Render the data from its start through the line containing "legend-label: - Ca bbox=[427, 347, 444, 357]" as a Markdown table with the columns Row and Data line, numbering each line and omitting blank lines.

--

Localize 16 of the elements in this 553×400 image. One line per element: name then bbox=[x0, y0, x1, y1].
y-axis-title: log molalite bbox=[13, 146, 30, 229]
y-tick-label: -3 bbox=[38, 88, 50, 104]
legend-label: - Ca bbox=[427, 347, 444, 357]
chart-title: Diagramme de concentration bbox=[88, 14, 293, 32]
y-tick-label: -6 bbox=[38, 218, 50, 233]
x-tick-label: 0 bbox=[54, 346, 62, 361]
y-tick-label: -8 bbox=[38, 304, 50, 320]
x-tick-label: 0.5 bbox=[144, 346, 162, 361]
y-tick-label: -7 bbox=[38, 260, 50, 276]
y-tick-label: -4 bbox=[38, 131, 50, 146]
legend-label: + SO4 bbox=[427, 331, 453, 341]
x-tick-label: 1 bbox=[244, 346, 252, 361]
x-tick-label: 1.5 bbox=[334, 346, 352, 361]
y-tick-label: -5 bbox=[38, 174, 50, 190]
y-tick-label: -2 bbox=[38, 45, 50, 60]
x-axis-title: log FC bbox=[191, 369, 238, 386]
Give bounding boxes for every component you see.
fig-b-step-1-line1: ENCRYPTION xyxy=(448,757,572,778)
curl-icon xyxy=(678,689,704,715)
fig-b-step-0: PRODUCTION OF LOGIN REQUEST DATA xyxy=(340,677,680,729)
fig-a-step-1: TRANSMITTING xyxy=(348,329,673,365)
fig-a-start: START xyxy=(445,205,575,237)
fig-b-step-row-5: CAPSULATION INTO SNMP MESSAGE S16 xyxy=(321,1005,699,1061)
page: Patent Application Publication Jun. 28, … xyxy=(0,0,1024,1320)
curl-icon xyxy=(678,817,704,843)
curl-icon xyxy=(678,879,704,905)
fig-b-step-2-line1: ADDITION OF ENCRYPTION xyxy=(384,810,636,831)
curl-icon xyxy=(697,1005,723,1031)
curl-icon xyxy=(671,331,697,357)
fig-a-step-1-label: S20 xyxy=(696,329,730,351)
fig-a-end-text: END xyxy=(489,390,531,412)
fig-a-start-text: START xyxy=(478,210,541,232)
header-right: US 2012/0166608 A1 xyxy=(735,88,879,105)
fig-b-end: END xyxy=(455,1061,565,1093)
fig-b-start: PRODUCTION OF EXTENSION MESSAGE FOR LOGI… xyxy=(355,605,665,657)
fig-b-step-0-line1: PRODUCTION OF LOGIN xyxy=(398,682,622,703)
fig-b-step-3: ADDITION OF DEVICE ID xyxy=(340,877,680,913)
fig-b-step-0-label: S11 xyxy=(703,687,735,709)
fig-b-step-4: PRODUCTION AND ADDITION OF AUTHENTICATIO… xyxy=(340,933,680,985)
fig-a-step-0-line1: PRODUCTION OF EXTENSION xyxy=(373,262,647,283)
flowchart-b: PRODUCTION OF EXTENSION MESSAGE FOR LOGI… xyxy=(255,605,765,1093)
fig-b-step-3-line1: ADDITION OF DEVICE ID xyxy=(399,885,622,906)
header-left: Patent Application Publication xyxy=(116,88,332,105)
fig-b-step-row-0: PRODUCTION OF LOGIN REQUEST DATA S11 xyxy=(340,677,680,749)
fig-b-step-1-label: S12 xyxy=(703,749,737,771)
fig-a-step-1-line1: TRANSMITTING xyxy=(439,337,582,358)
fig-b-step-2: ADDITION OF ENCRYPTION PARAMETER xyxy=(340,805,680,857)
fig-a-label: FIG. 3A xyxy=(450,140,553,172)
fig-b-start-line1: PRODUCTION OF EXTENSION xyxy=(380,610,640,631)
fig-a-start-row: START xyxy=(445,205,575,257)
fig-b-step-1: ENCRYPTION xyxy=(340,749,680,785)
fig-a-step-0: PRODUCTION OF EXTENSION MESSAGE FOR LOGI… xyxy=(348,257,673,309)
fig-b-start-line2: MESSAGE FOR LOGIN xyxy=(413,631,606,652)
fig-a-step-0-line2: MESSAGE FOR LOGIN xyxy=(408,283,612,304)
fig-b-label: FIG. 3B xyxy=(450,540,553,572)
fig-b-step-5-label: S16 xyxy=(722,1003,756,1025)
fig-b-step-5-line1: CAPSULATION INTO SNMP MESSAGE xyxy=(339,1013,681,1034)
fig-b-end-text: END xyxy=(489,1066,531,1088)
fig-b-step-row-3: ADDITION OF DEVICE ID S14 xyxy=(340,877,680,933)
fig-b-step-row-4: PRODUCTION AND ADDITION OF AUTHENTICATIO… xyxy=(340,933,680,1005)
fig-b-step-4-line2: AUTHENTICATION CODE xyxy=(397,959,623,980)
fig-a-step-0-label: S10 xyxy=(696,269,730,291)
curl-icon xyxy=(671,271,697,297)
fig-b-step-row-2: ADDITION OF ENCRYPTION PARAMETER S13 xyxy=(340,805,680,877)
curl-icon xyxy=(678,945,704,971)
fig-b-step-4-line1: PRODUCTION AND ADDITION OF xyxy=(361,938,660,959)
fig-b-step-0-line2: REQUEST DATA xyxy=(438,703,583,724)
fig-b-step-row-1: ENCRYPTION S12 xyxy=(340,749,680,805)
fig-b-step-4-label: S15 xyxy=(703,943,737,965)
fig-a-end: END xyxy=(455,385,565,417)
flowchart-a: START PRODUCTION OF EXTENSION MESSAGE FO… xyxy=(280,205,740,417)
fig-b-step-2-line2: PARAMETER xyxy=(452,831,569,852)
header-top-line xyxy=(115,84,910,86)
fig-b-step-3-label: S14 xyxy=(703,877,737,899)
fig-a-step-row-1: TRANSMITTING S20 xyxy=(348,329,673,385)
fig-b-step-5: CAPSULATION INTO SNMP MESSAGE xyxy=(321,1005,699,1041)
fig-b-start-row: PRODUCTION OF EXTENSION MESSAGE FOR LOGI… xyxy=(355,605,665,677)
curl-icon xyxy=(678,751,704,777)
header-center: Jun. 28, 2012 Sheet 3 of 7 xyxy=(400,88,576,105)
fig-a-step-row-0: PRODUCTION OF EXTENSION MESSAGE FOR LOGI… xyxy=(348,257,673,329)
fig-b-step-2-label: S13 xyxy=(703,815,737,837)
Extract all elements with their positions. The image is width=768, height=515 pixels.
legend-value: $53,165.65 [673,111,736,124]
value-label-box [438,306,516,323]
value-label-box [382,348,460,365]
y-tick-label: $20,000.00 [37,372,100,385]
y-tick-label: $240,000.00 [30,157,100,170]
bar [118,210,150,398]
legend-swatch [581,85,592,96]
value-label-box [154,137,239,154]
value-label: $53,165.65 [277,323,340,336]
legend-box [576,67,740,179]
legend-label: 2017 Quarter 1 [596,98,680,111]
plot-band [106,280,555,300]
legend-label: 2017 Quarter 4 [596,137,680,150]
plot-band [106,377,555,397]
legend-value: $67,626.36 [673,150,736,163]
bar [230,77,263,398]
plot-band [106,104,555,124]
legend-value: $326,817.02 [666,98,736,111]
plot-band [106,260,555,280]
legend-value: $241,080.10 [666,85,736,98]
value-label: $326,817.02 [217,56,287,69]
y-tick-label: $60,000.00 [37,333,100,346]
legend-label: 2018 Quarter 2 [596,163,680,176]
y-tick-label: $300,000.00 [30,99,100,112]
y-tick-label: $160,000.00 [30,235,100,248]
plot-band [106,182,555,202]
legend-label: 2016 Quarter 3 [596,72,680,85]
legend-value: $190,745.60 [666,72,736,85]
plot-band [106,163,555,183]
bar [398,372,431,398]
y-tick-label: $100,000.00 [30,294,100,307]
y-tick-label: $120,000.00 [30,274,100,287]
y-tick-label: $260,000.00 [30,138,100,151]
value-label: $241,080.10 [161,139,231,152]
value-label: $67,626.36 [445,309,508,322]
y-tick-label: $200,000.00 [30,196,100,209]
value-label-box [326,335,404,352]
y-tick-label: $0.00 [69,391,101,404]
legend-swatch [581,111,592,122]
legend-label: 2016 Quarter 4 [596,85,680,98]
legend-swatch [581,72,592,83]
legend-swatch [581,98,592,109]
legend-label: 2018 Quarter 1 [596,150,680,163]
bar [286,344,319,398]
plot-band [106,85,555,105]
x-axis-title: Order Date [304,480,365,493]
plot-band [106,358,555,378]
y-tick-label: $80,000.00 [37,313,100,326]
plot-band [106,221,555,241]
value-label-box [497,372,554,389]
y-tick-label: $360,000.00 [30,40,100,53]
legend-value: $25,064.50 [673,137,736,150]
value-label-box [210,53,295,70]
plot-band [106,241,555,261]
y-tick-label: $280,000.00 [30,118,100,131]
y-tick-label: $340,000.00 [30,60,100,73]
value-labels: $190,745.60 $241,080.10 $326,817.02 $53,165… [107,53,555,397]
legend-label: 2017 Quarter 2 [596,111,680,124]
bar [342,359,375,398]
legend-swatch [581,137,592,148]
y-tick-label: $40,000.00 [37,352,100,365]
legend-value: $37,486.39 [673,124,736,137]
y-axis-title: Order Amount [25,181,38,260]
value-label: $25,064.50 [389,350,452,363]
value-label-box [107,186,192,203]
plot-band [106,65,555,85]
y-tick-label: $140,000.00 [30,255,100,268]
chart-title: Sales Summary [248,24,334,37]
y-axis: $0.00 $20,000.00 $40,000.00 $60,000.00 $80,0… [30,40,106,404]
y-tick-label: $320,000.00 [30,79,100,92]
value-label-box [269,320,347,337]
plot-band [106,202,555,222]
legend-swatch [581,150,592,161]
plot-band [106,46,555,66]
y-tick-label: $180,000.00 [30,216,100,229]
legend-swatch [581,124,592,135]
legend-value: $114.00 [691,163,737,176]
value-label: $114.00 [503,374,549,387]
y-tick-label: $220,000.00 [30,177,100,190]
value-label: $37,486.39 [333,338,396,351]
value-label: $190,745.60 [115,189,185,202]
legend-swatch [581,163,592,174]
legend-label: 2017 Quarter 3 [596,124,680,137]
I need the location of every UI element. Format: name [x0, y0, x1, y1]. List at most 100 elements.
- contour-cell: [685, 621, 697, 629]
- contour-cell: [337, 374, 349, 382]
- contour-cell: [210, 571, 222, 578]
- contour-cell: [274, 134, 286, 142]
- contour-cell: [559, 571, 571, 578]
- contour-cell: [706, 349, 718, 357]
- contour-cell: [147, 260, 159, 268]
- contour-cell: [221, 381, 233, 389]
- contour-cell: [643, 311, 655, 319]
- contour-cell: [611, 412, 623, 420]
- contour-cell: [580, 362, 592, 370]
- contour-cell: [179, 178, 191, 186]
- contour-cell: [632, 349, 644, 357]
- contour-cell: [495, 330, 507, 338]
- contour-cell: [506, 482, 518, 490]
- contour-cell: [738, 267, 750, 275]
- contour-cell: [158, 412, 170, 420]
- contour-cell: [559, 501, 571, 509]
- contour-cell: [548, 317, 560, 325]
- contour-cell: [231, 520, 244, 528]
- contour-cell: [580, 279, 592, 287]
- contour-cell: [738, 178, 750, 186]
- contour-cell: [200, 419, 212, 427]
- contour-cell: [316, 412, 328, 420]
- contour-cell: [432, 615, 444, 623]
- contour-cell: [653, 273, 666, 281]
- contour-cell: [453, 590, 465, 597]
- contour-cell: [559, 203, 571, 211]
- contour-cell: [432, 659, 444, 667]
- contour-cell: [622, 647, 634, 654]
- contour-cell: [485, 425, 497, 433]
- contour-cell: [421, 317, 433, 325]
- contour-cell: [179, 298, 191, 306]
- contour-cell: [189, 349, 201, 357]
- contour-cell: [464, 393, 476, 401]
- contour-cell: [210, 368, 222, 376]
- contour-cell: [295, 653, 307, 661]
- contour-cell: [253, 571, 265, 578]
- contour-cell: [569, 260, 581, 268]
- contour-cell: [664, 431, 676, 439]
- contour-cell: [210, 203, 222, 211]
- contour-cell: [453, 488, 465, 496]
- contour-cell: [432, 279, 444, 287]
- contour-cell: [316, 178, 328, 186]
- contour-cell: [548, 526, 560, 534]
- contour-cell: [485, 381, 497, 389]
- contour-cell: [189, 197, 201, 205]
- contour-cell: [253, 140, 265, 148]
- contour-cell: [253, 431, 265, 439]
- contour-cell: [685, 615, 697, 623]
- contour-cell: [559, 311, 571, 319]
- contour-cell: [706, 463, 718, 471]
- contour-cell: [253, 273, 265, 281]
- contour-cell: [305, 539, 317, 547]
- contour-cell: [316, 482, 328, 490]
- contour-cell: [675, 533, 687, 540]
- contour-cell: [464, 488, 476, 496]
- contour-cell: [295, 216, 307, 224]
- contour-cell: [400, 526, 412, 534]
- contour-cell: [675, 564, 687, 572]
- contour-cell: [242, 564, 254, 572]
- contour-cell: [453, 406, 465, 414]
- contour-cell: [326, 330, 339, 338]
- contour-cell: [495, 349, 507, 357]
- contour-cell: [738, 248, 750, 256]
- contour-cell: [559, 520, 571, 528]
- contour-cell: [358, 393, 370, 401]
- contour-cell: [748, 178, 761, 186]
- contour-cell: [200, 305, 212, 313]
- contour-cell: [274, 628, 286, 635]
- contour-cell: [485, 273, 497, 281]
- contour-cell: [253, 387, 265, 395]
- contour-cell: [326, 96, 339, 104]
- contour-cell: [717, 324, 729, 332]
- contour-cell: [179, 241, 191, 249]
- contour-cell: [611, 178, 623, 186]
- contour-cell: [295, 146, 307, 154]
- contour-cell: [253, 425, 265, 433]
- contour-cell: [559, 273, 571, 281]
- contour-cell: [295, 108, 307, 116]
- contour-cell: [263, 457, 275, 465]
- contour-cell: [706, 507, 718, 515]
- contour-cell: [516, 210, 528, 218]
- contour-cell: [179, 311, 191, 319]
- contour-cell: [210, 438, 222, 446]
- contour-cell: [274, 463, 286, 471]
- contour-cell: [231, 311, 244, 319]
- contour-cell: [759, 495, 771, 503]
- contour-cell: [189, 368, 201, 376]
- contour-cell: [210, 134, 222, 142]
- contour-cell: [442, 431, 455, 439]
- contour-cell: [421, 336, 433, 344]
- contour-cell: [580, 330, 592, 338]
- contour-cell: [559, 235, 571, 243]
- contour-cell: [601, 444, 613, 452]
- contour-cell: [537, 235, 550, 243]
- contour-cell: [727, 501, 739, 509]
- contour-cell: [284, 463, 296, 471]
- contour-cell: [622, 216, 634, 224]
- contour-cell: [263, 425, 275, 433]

--

§ **The solution**:
| Row | Data line |
|---|---|
| 1 | Localize 16 of the elements in this 553×400 image. One line per element: name then bbox=[x0, y0, x1, y1]. |
| 2 | y-axis-title: log molalite bbox=[13, 146, 30, 229] |
| 3 | y-tick-label: -3 bbox=[38, 88, 50, 104] |
| 4 | legend-label: - Ca bbox=[427, 347, 444, 357] |